>> START MATERIAL SUPPLIED

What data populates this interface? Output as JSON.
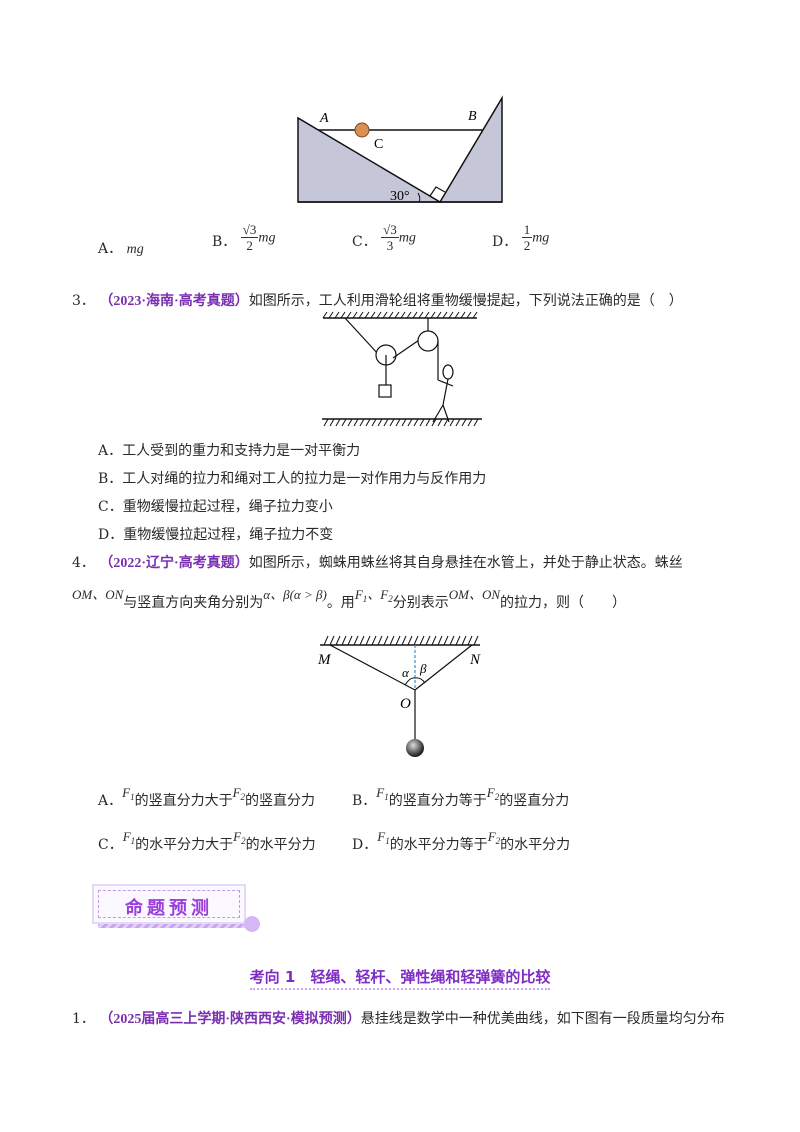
{
  "figure_prev": {
    "labels": {
      "a": "A",
      "b": "B",
      "c": "C",
      "angle": "30°"
    },
    "fill_color": "#c5c6d8",
    "ball_color": "#d99050"
  },
  "q2_options": [
    {
      "letter": "A．",
      "expr": "mg"
    },
    {
      "letter": "B．",
      "num": "√3",
      "den": "2",
      "expr": "mg"
    },
    {
      "letter": "C．",
      "num": "√3",
      "den": "3",
      "expr": "mg"
    },
    {
      "letter": "D．",
      "num": "1",
      "den": "2",
      "expr": "mg"
    }
  ],
  "q3": {
    "number": "3．",
    "source": "（2023·海南·高考真题）",
    "stem": "如图所示，工人利用滑轮组将重物缓慢提起，下列说法正确的是（　）",
    "options": [
      "A．工人受到的重力和支持力是一对平衡力",
      "B．工人对绳的拉力和绳对工人的拉力是一对作用力与反作用力",
      "C．重物缓慢拉起过程，绳子拉力变小",
      "D．重物缓慢拉起过程，绳子拉力不变"
    ]
  },
  "q4": {
    "number": "4．",
    "source": "（2022·辽宁·高考真题）",
    "stem_line1": "如图所示，蜘蛛用蛛丝将其自身悬挂在水管上，并处于静止状态。蛛丝",
    "stem_line2": {
      "om_on": "OM、ON",
      "t1": "与竖直方向夹角分别为",
      "angles": "α、β(α > β)",
      "t2": "。用",
      "forces": "F",
      "t3": "分别表示",
      "om_on2": "OM、ON",
      "t4": "的拉力，则（　　）"
    },
    "figure": {
      "m": "M",
      "n": "N",
      "o": "O",
      "alpha": "α",
      "beta": "β"
    },
    "options": [
      {
        "letter": "A．",
        "f1": "F",
        "mid": "的竖直分力大于",
        "f2": "F",
        "end": "的竖直分力"
      },
      {
        "letter": "B．",
        "f1": "F",
        "mid": "的竖直分力等于",
        "f2": "F",
        "end": "的竖直分力"
      },
      {
        "letter": "C．",
        "f1": "F",
        "mid": "的水平分力大于",
        "f2": "F",
        "end": "的水平分力"
      },
      {
        "letter": "D．",
        "f1": "F",
        "mid": "的水平分力等于",
        "f2": "F",
        "end": "的水平分力"
      }
    ]
  },
  "badge": {
    "label": "命题预测",
    "color": "#9b3fdc"
  },
  "section": {
    "title": "考向 1　轻绳、轻杆、弹性绳和轻弹簧的比较",
    "color": "#7e2cc4"
  },
  "q_next": {
    "number": "1．",
    "source": "（2025届高三上学期·陕西西安·模拟预测）",
    "stem": "悬挂线是数学中一种优美曲线，如下图有一段质量均匀分布"
  }
}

>> END MATERIAL SUPPLIED

PROBLEM »
Tally up the lines with the word "重物缓慢拉起过程" in them, and answer with that number by itself.

FINISHED EXERCISE »
2